* **The task**:
From the listing below, pull each line that includes "marker".

□ □ □ □ □

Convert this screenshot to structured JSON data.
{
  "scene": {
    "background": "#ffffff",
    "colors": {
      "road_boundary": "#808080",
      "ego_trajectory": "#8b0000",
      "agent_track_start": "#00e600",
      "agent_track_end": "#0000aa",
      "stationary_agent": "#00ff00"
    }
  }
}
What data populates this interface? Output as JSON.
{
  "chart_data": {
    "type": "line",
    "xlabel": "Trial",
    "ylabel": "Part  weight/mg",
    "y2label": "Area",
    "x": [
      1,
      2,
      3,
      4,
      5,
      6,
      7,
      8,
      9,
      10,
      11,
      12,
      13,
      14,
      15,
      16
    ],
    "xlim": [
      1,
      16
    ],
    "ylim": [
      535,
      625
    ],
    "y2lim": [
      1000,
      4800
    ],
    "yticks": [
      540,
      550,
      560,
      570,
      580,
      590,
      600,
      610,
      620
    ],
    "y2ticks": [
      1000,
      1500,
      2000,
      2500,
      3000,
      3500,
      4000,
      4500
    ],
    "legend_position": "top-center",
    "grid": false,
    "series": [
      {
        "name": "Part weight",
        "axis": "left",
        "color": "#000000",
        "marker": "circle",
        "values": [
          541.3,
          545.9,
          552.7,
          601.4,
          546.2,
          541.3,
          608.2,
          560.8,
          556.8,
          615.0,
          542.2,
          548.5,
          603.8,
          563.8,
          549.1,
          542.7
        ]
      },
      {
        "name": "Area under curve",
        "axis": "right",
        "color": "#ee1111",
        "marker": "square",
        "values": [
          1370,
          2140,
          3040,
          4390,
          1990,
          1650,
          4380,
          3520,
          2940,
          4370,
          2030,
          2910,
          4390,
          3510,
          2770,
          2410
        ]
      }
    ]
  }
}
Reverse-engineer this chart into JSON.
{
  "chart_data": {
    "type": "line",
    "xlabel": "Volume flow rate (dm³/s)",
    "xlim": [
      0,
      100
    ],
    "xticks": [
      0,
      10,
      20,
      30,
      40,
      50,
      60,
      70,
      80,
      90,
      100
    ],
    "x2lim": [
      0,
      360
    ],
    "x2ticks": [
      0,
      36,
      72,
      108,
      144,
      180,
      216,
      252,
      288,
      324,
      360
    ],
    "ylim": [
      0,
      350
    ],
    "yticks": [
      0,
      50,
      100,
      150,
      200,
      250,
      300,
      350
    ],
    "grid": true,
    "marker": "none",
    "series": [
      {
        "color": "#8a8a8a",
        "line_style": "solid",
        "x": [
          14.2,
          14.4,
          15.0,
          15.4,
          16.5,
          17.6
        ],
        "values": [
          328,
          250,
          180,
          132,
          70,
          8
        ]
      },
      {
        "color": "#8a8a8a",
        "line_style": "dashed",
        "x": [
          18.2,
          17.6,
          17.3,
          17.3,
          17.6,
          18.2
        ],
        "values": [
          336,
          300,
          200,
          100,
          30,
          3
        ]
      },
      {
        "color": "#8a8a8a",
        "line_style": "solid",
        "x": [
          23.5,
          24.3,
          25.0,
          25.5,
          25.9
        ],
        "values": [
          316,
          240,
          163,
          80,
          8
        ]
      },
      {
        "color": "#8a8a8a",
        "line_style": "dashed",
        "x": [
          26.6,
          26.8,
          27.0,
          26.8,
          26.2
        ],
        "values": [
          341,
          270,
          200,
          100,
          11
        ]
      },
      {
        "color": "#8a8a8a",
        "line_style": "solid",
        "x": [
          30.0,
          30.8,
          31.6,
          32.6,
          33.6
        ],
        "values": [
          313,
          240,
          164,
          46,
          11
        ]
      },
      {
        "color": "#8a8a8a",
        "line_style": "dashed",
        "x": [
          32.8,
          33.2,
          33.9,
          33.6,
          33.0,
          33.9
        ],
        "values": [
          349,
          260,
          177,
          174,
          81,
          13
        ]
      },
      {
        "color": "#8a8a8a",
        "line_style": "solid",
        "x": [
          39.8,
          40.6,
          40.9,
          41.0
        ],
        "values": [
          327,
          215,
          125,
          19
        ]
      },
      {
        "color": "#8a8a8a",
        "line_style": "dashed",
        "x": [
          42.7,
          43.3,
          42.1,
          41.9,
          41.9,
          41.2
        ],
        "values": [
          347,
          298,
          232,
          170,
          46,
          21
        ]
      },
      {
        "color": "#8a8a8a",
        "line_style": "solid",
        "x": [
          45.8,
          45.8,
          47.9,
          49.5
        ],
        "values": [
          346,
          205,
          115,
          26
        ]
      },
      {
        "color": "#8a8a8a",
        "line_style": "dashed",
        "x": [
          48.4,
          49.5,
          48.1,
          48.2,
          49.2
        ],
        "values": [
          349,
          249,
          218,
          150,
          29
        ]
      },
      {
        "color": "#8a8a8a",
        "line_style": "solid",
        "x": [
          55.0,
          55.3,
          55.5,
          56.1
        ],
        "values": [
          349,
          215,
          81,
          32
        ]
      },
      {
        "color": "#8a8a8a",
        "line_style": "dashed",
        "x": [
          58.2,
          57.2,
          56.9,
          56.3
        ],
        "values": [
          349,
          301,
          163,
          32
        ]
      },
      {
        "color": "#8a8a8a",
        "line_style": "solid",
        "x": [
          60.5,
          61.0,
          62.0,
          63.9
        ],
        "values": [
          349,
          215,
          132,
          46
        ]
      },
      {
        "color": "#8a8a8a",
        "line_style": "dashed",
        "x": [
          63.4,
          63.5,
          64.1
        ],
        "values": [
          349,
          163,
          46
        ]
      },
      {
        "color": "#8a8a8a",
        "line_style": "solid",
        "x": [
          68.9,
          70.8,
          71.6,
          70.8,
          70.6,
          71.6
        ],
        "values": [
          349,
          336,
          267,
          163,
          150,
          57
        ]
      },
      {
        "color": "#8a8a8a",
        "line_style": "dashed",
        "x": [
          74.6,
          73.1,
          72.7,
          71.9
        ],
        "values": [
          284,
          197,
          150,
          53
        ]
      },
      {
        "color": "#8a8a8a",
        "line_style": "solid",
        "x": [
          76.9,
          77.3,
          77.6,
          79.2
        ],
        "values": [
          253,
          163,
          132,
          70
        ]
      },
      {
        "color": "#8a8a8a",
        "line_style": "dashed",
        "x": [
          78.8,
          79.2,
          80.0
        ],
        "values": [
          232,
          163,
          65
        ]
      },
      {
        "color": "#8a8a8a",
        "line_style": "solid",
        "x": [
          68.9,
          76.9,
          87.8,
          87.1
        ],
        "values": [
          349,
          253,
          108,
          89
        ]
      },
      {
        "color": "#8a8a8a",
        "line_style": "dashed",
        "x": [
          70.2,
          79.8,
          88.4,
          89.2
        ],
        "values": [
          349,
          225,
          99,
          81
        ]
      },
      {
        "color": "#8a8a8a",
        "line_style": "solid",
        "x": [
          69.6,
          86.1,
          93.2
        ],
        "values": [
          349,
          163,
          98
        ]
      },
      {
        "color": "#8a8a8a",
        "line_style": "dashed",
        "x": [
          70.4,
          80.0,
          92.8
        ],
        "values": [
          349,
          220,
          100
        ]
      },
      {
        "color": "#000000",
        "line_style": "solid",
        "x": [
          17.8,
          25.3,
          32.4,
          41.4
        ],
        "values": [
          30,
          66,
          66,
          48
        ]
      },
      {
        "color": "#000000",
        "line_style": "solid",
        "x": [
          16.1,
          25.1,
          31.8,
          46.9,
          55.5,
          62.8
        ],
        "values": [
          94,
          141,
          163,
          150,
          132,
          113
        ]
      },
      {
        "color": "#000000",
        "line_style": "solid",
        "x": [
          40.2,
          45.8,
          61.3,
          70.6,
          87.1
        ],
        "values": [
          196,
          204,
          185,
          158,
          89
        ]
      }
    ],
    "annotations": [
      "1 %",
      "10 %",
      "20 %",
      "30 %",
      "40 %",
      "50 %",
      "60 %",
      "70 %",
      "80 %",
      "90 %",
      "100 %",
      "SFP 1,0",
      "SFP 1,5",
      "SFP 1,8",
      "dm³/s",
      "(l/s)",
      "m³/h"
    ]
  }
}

□ □ □ □ □

* **Output for this exercise**:
        "marker": "circle",
        "marker": "square",
    "marker": "none",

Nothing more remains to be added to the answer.